▸ **TASK**: Write out the complete material exactly as it stands.

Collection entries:

.....

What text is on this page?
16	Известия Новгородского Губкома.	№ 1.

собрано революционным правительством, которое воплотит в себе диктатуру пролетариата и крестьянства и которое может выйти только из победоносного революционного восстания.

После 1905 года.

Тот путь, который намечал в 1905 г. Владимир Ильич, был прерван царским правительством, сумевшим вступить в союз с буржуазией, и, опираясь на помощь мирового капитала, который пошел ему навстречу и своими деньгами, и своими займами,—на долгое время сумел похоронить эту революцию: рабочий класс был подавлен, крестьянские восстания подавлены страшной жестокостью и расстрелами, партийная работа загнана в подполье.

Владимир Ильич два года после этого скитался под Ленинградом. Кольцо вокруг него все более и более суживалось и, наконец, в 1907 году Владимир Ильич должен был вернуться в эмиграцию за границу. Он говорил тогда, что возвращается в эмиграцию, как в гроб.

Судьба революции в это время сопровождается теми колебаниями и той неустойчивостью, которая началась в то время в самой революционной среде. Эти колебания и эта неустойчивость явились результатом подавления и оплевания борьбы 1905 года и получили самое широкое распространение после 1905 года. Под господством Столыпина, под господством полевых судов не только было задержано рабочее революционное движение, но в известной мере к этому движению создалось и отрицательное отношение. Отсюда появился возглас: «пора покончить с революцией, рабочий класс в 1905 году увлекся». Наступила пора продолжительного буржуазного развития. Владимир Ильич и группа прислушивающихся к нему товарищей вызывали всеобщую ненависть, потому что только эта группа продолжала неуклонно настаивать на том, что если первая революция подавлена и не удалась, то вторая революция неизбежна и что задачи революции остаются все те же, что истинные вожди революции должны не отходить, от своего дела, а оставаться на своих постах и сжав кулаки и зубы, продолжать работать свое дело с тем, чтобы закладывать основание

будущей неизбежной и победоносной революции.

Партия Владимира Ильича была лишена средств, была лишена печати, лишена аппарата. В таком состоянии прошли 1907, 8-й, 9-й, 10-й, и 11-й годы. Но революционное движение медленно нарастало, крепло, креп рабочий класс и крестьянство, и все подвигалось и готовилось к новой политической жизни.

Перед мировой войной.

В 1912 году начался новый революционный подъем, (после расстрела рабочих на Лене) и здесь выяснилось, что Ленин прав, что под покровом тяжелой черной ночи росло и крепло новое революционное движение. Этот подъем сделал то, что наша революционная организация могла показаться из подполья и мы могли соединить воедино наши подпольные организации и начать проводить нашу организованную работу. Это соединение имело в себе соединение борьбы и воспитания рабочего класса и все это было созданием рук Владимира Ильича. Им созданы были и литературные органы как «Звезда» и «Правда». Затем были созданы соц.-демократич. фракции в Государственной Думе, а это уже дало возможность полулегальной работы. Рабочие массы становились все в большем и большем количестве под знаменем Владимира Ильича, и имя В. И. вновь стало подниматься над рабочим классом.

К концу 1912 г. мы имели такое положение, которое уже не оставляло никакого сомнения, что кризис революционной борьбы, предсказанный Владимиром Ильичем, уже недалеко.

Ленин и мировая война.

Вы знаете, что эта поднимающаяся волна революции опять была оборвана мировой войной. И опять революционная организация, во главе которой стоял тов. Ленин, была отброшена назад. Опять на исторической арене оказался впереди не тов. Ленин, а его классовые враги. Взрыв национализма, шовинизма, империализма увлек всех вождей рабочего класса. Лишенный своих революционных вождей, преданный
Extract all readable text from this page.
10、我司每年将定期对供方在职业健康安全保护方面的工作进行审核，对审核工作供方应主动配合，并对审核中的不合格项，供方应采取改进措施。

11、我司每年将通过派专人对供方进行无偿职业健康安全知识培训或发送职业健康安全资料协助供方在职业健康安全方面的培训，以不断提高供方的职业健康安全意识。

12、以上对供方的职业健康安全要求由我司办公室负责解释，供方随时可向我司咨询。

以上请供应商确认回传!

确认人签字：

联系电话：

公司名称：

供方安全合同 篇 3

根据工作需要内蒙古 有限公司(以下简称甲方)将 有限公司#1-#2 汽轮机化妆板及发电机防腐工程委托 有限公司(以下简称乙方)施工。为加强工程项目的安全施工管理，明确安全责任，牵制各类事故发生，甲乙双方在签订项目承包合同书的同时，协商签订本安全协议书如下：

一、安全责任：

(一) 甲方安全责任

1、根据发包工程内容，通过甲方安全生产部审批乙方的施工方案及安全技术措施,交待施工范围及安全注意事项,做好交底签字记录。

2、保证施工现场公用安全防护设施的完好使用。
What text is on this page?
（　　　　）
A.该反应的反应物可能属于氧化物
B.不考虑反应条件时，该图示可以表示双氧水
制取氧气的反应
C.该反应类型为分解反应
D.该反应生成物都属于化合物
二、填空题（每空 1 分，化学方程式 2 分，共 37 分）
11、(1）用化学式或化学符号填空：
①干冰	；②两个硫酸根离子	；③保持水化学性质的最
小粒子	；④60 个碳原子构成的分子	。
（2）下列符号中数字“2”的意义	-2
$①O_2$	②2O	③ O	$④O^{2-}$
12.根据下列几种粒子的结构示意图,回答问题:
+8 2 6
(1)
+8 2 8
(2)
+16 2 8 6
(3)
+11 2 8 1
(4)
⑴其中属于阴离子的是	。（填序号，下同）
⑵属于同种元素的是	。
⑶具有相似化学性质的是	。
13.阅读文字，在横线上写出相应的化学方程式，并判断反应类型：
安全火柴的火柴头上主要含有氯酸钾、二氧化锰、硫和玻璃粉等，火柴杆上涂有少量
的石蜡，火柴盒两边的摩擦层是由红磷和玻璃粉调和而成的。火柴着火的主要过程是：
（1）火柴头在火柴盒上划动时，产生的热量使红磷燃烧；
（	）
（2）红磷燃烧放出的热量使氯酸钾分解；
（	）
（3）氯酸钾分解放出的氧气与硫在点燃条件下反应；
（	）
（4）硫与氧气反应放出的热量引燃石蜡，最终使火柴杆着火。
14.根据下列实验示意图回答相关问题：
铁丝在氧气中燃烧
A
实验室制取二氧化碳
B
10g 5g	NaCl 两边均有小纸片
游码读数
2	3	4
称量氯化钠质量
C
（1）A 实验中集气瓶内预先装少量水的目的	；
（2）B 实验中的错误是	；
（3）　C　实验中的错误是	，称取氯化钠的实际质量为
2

.....

▸ **REPLY TO THE TASK**:
What text is on this page?
16	Известия Новгородского Губкома.	№ 1.

собрано революционным правительством, которое воплотит в себе диктатуру пролетариата и крестьянства и которое может выйти только из победоносного революционного восстания.

После 1905 года.

Тот путь, который намечал в 1905 г. Владимир Ильич, был прерван царским правительством, сумевшим вступить в союз с буржуазией, и, опираясь на помощь мирового капитала, который пошел ему навстречу и своими деньгами, и своими займами,—на долгое время сумел похоронить эту революцию: рабочий класс был подавлен, крестьянские восстания подавлены страшной жестокостью и расстрелами, партийная работа загнана в подполье.

Владимир Ильич два года после этого скитался под Ленинградом. Кольцо вокруг него все более и более суживалось и, наконец, в 1907 году Владимир Ильич должен был вернуться в эмиграцию за границу. Он говорил тогда, что возвращается в эмиграцию, как в гроб.

Судьба революции в это время сопровождается теми колебаниями и той неустойчивостью, которая началась в то время в самой революционной среде. Эти колебания и эта неустойчивость явились результатом подавления и оплевания борьбы 1905 года и получили самое широкое распространение после 1905 года. Под господством Столыпина, под господством полевых судов не только было задержано рабочее революционное движение, но в известной мере к этому движению создалось и отрицательное отношение. Отсюда появился возглас: «пора покончить с революцией, рабочий класс в 1905 году увлекся». Наступила пора продолжительного буржуазного развития. Владимир Ильич и группа прислушивающихся к нему товарищей вызывали всеобщую ненависть, потому что только эта группа продолжала неуклонно настаивать на том, что если первая революция подавлена и не удалась, то вторая революция неизбежна и что задачи революции остаются все те же, что истинные вожди революции должны не отходить, от своего дела, а оставаться на своих постах и сжав кулаки и зубы, продолжать работать свое дело с тем, чтобы закладывать основание

будущей неизбежной и победоносной революции.

Партия Владимира Ильича была лишена средств, была лишена печати, лишена аппарата. В таком состоянии прошли 1907, 8-й, 9-й, 10-й, и 11-й годы. Но революционное движение медленно нарастало, крепло, креп рабочий класс и крестьянство, и все подвигалось и готовилось к новой политической жизни.

Перед мировой войной.

В 1912 году начался новый революционный подъем, (после расстрела рабочих на Лене) и здесь выяснилось, что Ленин прав, что под покровом тяжелой черной ночи росло и крепло новое революционное движение. Этот подъем сделал то, что наша революционная организация могла показаться из подполья и мы могли соединить воедино наши подпольные организации и начать проводить нашу организованную работу. Это соединение имело в себе соединение борьбы и воспитания рабочего класса и все это было созданием рук Владимира Ильича. Им созданы были и литературные органы как «Звезда» и «Правда». Затем были созданы соц.-демократич. фракции в Государственной Думе, а это уже дало возможность полулегальной работы. Рабочие массы становились все в большем и большем количестве под знаменем Владимира Ильича, и имя В. И. вновь стало подниматься над рабочим классом.

К концу 1912 г. мы имели такое положение, которое уже не оставляло никакого сомнения, что кризис революционной борьбы, предсказанный Владимиром Ильичем, уже недалеко.

Ленин и мировая война.

Вы знаете, что эта поднимающаяся волна революции опять была оборвана мировой войной. И опять революционная организация, во главе которой стоял тов. Ленин, была отброшена назад. Опять на исторической арене оказался впереди не тов. Ленин, а его классовые враги. Взрыв национализма, шовинизма, империализма увлек всех вождей рабочего класса. Лишенный своих революционных вождей, преданный
Extract all readable text from this page.
10、我司每年将定期对供方在职业健康安全保护方面的工作进行审核，对审核工作供方应主动配合，并对审核中的不合格项，供方应采取改进措施。

11、我司每年将通过派专人对供方进行无偿职业健康安全知识培训或发送职业健康安全资料协助供方在职业健康安全方面的培训，以不断提高供方的职业健康安全意识。

12、以上对供方的职业健康安全要求由我司办公室负责解释，供方随时可向我司咨询。

以上请供应商确认回传!

确认人签字：

联系电话：

公司名称：

供方安全合同 篇 3

根据工作需要内蒙古 有限公司(以下简称甲方)将 有限公司#1-#2 汽轮机化妆板及发电机防腐工程委托 有限公司(以下简称乙方)施工。为加强工程项目的安全施工管理，明确安全责任，牵制各类事故发生，甲乙双方在签订项目承包合同书的同时，协商签订本安全协议书如下：

一、安全责任：

(一) 甲方安全责任

1、根据发包工程内容，通过甲方安全生产部审批乙方的施工方案及安全技术措施,交待施工范围及安全注意事项,做好交底签字记录。

2、保证施工现场公用安全防护设施的完好使用。
What text is on this page?
（　　　　）
A.该反应的反应物可能属于氧化物
B.不考虑反应条件时，该图示可以表示双氧水
制取氧气的反应
C.该反应类型为分解反应
D.该反应生成物都属于化合物
二、填空题（每空 1 分，化学方程式 2 分，共 37 分）
11、(1）用化学式或化学符号填空：
①干冰	；②两个硫酸根离子	；③保持水化学性质的最
小粒子	；④60 个碳原子构成的分子	。
（2）下列符号中数字“2”的意义	-2
$①O_2$	②2O	③ O	$④O^{2-}$
12.根据下列几种粒子的结构示意图,回答问题:
+8 2 6
(1)
+8 2 8
(2)
+16 2 8 6
(3)
+11 2 8 1
(4)
⑴其中属于阴离子的是	。（填序号，下同）
⑵属于同种元素的是	。
⑶具有相似化学性质的是	。
13.阅读文字，在横线上写出相应的化学方程式，并判断反应类型：
安全火柴的火柴头上主要含有氯酸钾、二氧化锰、硫和玻璃粉等，火柴杆上涂有少量
的石蜡，火柴盒两边的摩擦层是由红磷和玻璃粉调和而成的。火柴着火的主要过程是：
（1）火柴头在火柴盒上划动时，产生的热量使红磷燃烧；
（	）
（2）红磷燃烧放出的热量使氯酸钾分解；
（	）
（3）氯酸钾分解放出的氧气与硫在点燃条件下反应；
（	）
（4）硫与氧气反应放出的热量引燃石蜡，最终使火柴杆着火。
14.根据下列实验示意图回答相关问题：
铁丝在氧气中燃烧
A
实验室制取二氧化碳
B
10g 5g	NaCl 两边均有小纸片
游码读数
2	3	4
称量氯化钠质量
C
（1）A 实验中集气瓶内预先装少量水的目的	；
（2）B 实验中的错误是	；
（3）　C　实验中的错误是	，称取氯化钠的实际质量为
2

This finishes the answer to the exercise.